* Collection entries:
(begin)
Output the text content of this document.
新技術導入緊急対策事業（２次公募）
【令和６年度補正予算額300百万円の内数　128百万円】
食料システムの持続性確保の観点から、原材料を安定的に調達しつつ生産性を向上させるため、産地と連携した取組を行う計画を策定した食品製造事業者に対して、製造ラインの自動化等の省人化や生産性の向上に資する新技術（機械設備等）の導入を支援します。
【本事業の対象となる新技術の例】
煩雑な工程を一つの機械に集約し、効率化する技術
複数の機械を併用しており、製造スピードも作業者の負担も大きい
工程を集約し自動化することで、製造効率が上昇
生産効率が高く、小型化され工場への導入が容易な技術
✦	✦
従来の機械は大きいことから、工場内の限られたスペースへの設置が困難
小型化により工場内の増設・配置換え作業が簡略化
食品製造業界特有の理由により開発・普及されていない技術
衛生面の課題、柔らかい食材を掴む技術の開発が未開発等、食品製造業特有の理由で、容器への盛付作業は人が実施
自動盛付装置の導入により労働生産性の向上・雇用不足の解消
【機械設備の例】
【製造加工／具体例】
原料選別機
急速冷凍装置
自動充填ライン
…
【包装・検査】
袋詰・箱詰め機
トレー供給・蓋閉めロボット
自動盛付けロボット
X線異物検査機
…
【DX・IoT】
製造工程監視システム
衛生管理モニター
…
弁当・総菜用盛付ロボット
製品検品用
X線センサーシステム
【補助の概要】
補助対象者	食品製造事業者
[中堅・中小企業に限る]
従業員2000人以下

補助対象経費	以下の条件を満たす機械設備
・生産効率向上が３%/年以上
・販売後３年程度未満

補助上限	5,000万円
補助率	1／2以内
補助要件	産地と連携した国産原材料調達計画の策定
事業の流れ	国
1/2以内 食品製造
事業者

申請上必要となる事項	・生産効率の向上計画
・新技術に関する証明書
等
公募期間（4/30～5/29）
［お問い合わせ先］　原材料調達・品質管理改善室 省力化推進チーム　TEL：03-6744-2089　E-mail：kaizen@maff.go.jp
(end)
* WORK TO DO: Print the material once more, exactly.

* CORRECT OUTPUT:
Output the text content of this document.
新技術導入緊急対策事業（２次公募）
【令和６年度補正予算額300百万円の内数　128百万円】
食料システムの持続性確保の観点から、原材料を安定的に調達しつつ生産性を向上させるため、産地と連携した取組を行う計画を策定した食品製造事業者に対して、製造ラインの自動化等の省人化や生産性の向上に資する新技術（機械設備等）の導入を支援します。
【本事業の対象となる新技術の例】
煩雑な工程を一つの機械に集約し、効率化する技術
複数の機械を併用しており、製造スピードも作業者の負担も大きい
工程を集約し自動化することで、製造効率が上昇
生産効率が高く、小型化され工場への導入が容易な技術
✦	✦
従来の機械は大きいことから、工場内の限られたスペースへの設置が困難
小型化により工場内の増設・配置換え作業が簡略化
食品製造業界特有の理由により開発・普及されていない技術
衛生面の課題、柔らかい食材を掴む技術の開発が未開発等、食品製造業特有の理由で、容器への盛付作業は人が実施
自動盛付装置の導入により労働生産性の向上・雇用不足の解消
【機械設備の例】
【製造加工／具体例】
原料選別機
急速冷凍装置
自動充填ライン
…
【包装・検査】
袋詰・箱詰め機
トレー供給・蓋閉めロボット
自動盛付けロボット
X線異物検査機
…
【DX・IoT】
製造工程監視システム
衛生管理モニター
…
弁当・総菜用盛付ロボット
製品検品用
X線センサーシステム
【補助の概要】
補助対象者	食品製造事業者
[中堅・中小企業に限る]
従業員2000人以下

補助対象経費	以下の条件を満たす機械設備
・生産効率向上が３%/年以上
・販売後３年程度未満

補助上限	5,000万円
補助率	1／2以内
補助要件	産地と連携した国産原材料調達計画の策定
事業の流れ	国
1/2以内 食品製造
事業者

申請上必要となる事項	・生産効率の向上計画
・新技術に関する証明書
等
公募期間（4/30～5/29）
［お問い合わせ先］　原材料調達・品質管理改善室 省力化推進チーム　TEL：03-6744-2089　E-mail：kaizen@maff.go.jp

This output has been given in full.